→ Set task: Show each line of the data below that has the string "grid" in it.

☆ ☆ ☆ ☆

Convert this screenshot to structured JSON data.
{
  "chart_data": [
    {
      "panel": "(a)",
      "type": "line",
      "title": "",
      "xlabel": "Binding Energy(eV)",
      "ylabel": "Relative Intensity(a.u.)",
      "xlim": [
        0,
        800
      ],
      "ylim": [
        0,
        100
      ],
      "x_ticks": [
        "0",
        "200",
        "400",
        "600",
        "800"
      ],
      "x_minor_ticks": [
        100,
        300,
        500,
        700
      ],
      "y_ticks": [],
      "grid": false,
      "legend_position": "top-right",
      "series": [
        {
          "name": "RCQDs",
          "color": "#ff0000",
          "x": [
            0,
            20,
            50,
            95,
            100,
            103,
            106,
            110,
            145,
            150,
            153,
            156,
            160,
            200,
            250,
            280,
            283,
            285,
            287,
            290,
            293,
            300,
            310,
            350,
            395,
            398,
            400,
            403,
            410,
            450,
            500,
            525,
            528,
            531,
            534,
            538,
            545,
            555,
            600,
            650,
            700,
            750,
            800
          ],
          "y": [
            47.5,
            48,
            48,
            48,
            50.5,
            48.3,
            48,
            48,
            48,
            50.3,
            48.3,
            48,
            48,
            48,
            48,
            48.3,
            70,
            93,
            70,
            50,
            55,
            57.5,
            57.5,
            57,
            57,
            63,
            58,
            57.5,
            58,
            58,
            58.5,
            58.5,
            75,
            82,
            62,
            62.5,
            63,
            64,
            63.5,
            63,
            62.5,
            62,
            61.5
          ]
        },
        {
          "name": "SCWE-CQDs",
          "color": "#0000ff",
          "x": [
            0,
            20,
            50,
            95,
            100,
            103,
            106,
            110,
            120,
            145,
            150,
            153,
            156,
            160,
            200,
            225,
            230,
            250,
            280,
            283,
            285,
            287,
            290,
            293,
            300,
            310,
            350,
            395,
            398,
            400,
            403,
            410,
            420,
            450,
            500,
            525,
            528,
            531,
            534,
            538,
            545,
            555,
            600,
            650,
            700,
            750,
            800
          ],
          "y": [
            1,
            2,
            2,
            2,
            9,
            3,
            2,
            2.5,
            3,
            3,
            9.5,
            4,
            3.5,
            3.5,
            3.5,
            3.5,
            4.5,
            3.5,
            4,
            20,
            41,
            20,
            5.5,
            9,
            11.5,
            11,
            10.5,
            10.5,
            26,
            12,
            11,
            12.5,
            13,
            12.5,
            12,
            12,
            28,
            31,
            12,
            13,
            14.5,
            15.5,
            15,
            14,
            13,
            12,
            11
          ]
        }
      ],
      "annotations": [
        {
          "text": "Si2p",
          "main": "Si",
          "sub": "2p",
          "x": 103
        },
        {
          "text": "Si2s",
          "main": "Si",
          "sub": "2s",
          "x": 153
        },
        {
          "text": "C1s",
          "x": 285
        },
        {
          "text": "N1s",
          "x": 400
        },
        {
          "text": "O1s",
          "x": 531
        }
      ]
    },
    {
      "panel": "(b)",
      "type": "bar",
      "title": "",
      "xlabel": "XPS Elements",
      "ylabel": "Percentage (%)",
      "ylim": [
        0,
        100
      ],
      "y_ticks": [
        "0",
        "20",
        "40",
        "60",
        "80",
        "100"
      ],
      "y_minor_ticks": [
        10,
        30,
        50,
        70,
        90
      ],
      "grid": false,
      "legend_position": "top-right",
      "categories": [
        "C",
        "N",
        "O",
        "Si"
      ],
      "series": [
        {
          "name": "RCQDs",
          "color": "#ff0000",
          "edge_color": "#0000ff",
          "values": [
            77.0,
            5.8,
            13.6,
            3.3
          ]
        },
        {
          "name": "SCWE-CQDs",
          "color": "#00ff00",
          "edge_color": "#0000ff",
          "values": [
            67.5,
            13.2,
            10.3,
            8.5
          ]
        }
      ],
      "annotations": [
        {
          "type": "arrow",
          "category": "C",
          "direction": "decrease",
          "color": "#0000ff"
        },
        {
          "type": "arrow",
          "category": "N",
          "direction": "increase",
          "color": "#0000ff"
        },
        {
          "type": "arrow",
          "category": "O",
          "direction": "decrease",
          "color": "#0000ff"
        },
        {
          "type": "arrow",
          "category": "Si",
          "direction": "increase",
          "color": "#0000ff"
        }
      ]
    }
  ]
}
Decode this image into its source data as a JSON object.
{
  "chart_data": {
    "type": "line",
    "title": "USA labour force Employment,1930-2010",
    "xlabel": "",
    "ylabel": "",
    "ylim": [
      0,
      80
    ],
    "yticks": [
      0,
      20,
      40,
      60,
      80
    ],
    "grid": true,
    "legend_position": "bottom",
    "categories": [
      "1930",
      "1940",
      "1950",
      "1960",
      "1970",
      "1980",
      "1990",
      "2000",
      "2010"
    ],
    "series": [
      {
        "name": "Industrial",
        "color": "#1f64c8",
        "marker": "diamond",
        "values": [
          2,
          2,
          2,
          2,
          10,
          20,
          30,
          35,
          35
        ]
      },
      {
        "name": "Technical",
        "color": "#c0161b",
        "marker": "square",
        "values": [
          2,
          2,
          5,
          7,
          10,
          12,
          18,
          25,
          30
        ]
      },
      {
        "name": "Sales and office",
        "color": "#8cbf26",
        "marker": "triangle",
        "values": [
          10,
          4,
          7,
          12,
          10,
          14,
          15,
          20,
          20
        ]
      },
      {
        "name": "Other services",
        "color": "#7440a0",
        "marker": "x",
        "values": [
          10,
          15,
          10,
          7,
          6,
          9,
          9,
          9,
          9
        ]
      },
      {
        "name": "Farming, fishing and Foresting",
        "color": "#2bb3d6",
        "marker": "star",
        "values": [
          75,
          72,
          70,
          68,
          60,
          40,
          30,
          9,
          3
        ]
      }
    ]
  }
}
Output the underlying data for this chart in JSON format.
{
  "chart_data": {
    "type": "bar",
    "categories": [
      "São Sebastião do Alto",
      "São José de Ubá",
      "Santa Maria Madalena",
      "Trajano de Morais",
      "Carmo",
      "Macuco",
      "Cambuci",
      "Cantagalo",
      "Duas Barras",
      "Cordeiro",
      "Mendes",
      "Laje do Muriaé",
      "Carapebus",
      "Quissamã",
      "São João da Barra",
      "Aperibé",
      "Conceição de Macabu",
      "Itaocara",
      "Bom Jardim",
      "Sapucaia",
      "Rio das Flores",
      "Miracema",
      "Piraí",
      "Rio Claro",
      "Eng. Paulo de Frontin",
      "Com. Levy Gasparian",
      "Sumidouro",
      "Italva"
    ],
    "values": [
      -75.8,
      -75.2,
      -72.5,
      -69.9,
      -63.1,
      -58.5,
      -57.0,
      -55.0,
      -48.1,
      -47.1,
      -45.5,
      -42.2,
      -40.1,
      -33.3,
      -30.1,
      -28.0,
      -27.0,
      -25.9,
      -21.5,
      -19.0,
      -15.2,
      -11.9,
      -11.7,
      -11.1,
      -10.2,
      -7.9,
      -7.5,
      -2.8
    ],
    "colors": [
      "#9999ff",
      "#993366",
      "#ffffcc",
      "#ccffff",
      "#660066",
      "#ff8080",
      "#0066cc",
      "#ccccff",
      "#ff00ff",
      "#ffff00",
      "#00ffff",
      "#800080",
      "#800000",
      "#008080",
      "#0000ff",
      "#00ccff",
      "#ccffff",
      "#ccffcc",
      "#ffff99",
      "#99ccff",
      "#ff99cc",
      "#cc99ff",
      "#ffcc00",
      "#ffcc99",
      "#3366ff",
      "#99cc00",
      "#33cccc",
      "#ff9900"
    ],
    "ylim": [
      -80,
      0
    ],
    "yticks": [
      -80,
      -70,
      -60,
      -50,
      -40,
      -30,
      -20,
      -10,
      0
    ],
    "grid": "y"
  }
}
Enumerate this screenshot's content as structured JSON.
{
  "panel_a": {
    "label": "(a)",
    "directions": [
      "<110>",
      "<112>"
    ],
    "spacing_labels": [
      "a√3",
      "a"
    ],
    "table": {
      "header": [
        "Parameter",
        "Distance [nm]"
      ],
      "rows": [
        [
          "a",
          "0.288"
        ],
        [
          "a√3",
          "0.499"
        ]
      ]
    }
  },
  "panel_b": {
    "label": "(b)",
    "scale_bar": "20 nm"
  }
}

☆ ☆ ☆ ☆

→ Response below:
      "grid": false,
      "grid": false,
    "grid": true,
    "grid": "y"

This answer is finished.